Filter the records below and copy every line containing the word "from".
----- TASK INPUT -----
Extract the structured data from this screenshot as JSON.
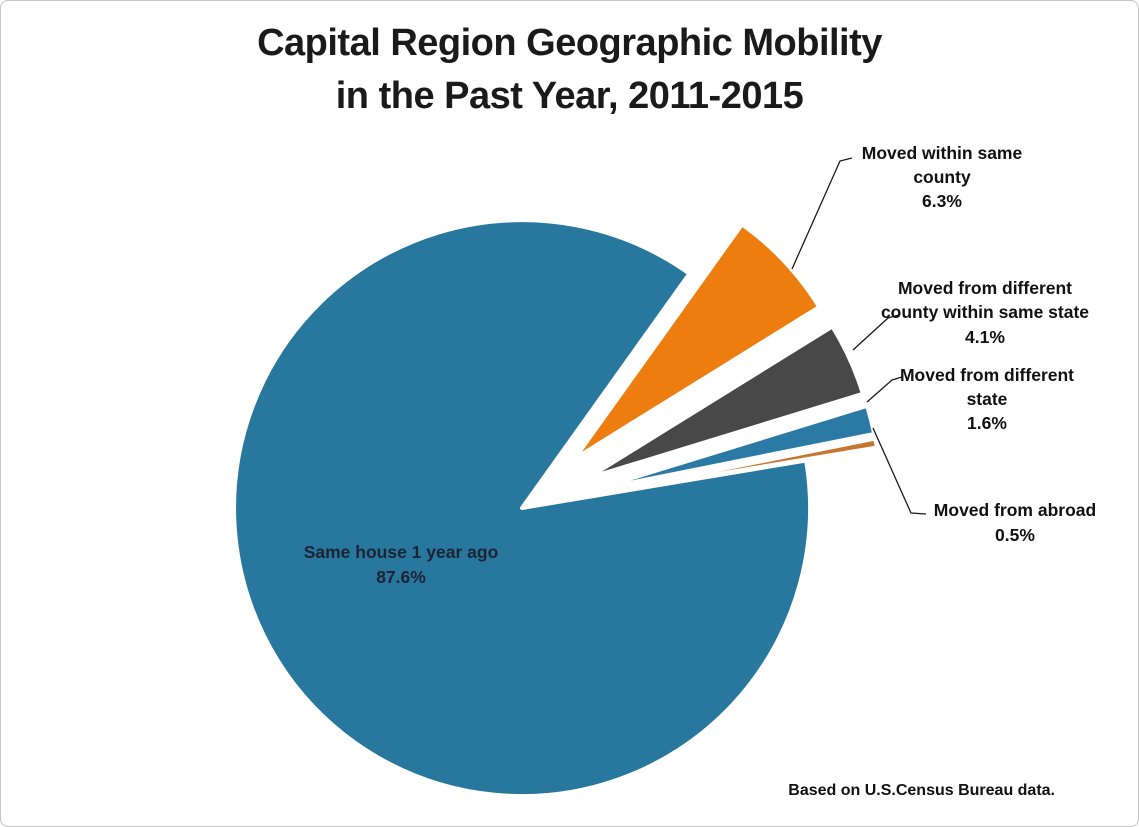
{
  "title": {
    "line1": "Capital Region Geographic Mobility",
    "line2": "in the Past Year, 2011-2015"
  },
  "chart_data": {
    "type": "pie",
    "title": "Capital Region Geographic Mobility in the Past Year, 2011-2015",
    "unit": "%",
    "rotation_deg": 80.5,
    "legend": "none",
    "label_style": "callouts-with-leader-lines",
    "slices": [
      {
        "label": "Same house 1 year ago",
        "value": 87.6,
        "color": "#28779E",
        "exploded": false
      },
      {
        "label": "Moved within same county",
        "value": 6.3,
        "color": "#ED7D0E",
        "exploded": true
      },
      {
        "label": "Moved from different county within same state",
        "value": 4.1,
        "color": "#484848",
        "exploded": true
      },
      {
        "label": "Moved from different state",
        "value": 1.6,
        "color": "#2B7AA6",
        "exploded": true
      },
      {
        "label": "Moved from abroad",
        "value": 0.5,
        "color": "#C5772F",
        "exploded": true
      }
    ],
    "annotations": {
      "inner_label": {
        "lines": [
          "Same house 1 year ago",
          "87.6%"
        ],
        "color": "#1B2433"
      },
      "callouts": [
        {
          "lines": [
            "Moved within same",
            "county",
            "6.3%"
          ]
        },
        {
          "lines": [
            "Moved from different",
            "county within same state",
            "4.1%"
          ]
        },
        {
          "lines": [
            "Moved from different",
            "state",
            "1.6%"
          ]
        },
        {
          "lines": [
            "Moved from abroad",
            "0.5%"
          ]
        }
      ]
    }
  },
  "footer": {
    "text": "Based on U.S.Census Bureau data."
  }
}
-----
• [SOLUTION FOR THIS EXERCISE]
Extract the structured data from this screenshot as JSON.
        "label": "Moved from different county within same state",
        "label": "Moved from different state",
        "label": "Moved from abroad",
            "Moved from different",
            "Moved from different",
            "Moved from abroad",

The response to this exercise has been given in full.